Figure contents as structured data
** start **

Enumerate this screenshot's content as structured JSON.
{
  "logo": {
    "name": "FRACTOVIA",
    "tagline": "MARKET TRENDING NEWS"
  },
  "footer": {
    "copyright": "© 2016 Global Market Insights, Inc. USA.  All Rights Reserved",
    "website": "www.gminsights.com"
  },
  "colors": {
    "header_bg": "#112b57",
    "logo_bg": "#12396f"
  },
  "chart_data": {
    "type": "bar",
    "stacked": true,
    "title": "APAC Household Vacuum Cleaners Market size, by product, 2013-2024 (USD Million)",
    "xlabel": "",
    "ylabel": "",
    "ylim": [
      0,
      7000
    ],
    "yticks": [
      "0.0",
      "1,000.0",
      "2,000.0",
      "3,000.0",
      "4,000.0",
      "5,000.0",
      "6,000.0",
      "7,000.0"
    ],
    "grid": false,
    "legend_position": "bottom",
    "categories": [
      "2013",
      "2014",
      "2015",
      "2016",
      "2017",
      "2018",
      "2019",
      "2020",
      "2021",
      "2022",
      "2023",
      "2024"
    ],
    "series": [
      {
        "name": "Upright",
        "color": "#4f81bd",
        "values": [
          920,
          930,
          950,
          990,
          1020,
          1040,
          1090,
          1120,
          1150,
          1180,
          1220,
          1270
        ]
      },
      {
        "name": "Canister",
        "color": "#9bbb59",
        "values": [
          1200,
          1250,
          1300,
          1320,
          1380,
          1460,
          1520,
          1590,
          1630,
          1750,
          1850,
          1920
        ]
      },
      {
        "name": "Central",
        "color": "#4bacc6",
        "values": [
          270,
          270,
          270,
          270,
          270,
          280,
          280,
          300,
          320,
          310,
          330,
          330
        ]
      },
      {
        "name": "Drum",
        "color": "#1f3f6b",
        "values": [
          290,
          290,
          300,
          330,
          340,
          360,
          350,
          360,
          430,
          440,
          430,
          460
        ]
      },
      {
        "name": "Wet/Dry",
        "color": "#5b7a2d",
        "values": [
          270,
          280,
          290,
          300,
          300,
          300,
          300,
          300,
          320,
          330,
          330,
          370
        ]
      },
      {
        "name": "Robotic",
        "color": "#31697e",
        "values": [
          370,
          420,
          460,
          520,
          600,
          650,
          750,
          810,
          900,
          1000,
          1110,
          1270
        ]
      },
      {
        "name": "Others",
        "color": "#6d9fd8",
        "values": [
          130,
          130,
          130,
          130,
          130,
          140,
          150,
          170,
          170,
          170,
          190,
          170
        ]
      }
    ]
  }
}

** end **

#### [Description of the task]
Reproduce the full set of records precisely.

#### [Answer to this problem]
Enumerate this screenshot's content as structured JSON.
{
  "logo": {
    "name": "FRACTOVIA",
    "tagline": "MARKET TRENDING NEWS"
  },
  "footer": {
    "copyright": "© 2016 Global Market Insights, Inc. USA.  All Rights Reserved",
    "website": "www.gminsights.com"
  },
  "colors": {
    "header_bg": "#112b57",
    "logo_bg": "#12396f"
  },
  "chart_data": {
    "type": "bar",
    "stacked": true,
    "title": "APAC Household Vacuum Cleaners Market size, by product, 2013-2024 (USD Million)",
    "xlabel": "",
    "ylabel": "",
    "ylim": [
      0,
      7000
    ],
    "yticks": [
      "0.0",
      "1,000.0",
      "2,000.0",
      "3,000.0",
      "4,000.0",
      "5,000.0",
      "6,000.0",
      "7,000.0"
    ],
    "grid": false,
    "legend_position": "bottom",
    "categories": [
      "2013",
      "2014",
      "2015",
      "2016",
      "2017",
      "2018",
      "2019",
      "2020",
      "2021",
      "2022",
      "2023",
      "2024"
    ],
    "series": [
      {
        "name": "Upright",
        "color": "#4f81bd",
        "values": [
          920,
          930,
          950,
          990,
          1020,
          1040,
          1090,
          1120,
          1150,
          1180,
          1220,
          1270
        ]
      },
      {
        "name": "Canister",
        "color": "#9bbb59",
        "values": [
          1200,
          1250,
          1300,
          1320,
          1380,
          1460,
          1520,
          1590,
          1630,
          1750,
          1850,
          1920
        ]
      },
      {
        "name": "Central",
        "color": "#4bacc6",
        "values": [
          270,
          270,
          270,
          270,
          270,
          280,
          280,
          300,
          320,
          310,
          330,
          330
        ]
      },
      {
        "name": "Drum",
        "color": "#1f3f6b",
        "values": [
          290,
          290,
          300,
          330,
          340,
          360,
          350,
          360,
          430,
          440,
          430,
          460
        ]
      },
      {
        "name": "Wet/Dry",
        "color": "#5b7a2d",
        "values": [
          270,
          280,
          290,
          300,
          300,
          300,
          300,
          300,
          320,
          330,
          330,
          370
        ]
      },
      {
        "name": "Robotic",
        "color": "#31697e",
        "values": [
          370,
          420,
          460,
          520,
          600,
          650,
          750,
          810,
          900,
          1000,
          1110,
          1270
        ]
      },
      {
        "name": "Others",
        "color": "#6d9fd8",
        "values": [
          130,
          130,
          130,
          130,
          130,
          140,
          150,
          170,
          170,
          170,
          190,
          170
        ]
      }
    ]
  }
}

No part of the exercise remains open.